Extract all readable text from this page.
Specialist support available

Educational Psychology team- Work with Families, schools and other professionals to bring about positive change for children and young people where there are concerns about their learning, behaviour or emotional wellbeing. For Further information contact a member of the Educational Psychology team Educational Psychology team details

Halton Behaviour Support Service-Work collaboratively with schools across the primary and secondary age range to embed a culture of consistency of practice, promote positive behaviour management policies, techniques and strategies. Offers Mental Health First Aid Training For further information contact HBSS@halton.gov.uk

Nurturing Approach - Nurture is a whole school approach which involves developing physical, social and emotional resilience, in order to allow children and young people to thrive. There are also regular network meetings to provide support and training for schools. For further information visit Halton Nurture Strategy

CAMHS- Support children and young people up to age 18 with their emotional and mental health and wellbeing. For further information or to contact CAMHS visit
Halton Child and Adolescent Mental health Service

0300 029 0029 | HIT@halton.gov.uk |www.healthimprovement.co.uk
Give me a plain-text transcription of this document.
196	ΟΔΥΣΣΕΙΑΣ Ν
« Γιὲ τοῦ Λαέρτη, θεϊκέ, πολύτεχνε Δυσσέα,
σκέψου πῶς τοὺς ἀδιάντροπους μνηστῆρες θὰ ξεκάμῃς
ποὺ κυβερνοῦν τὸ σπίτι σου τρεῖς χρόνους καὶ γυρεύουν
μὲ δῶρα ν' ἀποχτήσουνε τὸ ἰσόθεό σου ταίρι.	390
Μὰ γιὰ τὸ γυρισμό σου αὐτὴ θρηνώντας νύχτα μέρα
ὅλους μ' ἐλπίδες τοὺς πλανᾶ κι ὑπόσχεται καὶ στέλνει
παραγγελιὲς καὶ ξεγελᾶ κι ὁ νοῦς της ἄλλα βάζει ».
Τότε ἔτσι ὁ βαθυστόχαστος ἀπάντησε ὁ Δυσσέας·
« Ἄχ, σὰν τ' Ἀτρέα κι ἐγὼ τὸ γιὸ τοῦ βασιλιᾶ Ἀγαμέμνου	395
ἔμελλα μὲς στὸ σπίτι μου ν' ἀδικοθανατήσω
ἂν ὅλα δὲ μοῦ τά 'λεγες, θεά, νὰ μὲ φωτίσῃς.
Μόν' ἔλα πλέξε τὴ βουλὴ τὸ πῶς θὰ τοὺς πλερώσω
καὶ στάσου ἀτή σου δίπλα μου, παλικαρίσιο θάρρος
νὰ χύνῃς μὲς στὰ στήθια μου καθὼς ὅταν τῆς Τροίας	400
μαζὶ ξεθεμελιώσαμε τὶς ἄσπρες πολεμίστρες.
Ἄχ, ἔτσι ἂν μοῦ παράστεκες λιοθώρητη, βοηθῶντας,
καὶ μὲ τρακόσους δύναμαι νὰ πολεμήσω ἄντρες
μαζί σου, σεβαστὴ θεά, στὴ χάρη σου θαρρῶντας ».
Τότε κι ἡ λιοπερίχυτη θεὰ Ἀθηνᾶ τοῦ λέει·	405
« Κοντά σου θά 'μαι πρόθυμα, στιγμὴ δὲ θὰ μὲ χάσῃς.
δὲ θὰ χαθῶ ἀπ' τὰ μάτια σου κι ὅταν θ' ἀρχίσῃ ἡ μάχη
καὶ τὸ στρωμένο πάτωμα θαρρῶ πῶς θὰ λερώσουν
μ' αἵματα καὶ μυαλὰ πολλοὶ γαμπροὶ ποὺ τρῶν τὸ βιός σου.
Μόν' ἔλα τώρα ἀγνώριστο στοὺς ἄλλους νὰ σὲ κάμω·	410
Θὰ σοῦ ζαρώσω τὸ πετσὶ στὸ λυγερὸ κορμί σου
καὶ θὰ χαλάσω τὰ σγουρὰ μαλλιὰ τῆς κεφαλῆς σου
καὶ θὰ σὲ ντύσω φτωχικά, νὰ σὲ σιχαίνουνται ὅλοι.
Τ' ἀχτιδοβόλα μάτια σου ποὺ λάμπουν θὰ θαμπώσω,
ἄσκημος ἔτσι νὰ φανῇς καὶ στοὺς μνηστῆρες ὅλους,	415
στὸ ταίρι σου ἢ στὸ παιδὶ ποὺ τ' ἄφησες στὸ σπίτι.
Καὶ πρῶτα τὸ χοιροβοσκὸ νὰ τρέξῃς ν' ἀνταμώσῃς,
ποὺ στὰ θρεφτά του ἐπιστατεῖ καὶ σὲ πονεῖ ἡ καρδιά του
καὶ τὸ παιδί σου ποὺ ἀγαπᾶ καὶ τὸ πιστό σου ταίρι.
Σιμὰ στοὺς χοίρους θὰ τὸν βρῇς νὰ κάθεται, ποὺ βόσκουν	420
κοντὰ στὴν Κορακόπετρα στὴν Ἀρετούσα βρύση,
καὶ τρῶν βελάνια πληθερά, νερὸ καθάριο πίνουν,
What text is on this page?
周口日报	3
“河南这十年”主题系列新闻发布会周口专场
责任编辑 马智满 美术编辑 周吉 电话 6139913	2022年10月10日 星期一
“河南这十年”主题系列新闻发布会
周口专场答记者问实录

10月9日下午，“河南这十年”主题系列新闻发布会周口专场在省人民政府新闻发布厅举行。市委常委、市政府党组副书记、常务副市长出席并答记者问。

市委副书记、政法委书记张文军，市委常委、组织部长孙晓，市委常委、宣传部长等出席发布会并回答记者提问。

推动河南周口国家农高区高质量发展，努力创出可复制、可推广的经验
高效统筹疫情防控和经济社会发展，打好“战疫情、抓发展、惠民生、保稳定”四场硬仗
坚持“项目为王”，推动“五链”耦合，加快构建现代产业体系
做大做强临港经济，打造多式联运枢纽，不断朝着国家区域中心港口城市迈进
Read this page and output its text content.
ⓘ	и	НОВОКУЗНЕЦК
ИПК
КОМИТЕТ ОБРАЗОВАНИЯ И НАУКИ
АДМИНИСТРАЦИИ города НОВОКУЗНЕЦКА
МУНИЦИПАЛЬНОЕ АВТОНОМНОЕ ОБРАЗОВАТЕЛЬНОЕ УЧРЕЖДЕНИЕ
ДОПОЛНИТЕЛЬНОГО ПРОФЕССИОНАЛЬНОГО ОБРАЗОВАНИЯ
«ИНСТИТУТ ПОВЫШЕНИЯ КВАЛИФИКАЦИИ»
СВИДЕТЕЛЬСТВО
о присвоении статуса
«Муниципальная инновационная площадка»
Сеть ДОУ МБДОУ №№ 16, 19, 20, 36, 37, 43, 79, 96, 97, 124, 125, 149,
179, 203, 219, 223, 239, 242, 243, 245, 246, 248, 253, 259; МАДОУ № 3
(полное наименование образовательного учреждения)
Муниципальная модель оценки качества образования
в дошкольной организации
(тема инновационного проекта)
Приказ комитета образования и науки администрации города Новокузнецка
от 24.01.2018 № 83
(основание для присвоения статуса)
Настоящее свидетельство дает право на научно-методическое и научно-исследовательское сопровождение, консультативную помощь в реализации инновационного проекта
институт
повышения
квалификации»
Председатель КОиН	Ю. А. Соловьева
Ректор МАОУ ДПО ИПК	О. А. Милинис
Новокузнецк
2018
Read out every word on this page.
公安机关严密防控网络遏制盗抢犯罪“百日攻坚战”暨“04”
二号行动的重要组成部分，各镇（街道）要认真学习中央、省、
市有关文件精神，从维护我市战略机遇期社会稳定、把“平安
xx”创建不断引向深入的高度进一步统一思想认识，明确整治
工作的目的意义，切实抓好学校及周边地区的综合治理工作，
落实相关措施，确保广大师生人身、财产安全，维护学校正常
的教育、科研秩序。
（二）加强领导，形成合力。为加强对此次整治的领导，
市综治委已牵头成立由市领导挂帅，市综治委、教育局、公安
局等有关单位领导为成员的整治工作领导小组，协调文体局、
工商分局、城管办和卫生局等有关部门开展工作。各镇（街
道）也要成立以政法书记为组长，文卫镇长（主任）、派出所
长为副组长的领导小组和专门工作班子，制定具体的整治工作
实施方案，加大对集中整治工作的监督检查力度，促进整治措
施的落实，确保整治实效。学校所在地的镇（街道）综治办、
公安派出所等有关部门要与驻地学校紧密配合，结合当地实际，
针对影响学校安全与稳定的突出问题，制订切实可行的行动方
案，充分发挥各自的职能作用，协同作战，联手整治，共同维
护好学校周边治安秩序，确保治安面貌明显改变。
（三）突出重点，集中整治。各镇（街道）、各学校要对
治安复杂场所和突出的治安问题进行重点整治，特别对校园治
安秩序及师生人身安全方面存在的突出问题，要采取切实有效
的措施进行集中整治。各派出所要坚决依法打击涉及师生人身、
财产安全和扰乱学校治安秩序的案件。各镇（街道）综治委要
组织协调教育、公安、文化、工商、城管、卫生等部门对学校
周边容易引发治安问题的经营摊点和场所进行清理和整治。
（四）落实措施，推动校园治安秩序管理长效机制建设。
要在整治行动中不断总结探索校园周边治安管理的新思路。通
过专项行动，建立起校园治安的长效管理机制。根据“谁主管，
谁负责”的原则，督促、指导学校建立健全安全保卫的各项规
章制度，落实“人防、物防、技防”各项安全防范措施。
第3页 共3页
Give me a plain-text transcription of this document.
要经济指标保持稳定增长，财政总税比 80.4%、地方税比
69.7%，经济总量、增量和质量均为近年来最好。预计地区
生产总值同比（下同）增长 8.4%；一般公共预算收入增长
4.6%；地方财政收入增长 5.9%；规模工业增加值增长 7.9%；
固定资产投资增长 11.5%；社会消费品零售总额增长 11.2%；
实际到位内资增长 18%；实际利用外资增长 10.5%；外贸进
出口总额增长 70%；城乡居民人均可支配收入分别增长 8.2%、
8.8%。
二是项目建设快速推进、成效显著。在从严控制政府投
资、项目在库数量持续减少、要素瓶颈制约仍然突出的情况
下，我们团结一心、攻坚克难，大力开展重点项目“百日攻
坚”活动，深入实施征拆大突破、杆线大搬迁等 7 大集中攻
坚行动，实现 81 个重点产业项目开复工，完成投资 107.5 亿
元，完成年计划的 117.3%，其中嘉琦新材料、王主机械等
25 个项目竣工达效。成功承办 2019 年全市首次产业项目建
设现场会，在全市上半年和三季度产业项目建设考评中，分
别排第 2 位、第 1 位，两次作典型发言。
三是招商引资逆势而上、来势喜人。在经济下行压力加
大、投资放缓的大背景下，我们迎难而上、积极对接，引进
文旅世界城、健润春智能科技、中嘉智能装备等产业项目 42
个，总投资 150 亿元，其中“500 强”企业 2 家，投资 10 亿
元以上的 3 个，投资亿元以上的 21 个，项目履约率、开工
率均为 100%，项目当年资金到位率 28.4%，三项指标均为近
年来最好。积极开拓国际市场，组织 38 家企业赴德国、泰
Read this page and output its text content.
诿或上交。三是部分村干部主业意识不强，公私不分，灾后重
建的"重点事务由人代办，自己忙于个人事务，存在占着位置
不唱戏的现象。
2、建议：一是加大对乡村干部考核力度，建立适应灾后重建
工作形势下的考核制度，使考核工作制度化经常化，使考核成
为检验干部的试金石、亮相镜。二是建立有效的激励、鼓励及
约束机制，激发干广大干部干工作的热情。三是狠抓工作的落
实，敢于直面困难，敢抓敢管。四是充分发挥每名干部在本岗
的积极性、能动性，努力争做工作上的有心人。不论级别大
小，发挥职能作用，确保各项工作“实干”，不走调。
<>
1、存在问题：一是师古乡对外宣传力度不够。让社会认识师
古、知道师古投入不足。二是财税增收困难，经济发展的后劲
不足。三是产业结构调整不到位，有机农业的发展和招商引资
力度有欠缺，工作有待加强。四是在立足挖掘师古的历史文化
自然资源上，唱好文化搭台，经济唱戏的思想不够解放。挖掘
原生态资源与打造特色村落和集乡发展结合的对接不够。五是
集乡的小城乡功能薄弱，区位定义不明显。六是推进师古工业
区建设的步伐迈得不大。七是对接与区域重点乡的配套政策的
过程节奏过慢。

━━━━━━━━

» **THE PROBLEM**
Determine the number of lines in the data that contain "this" as a word or string, and state only that number.

» **WRITTEN ANSWER**
7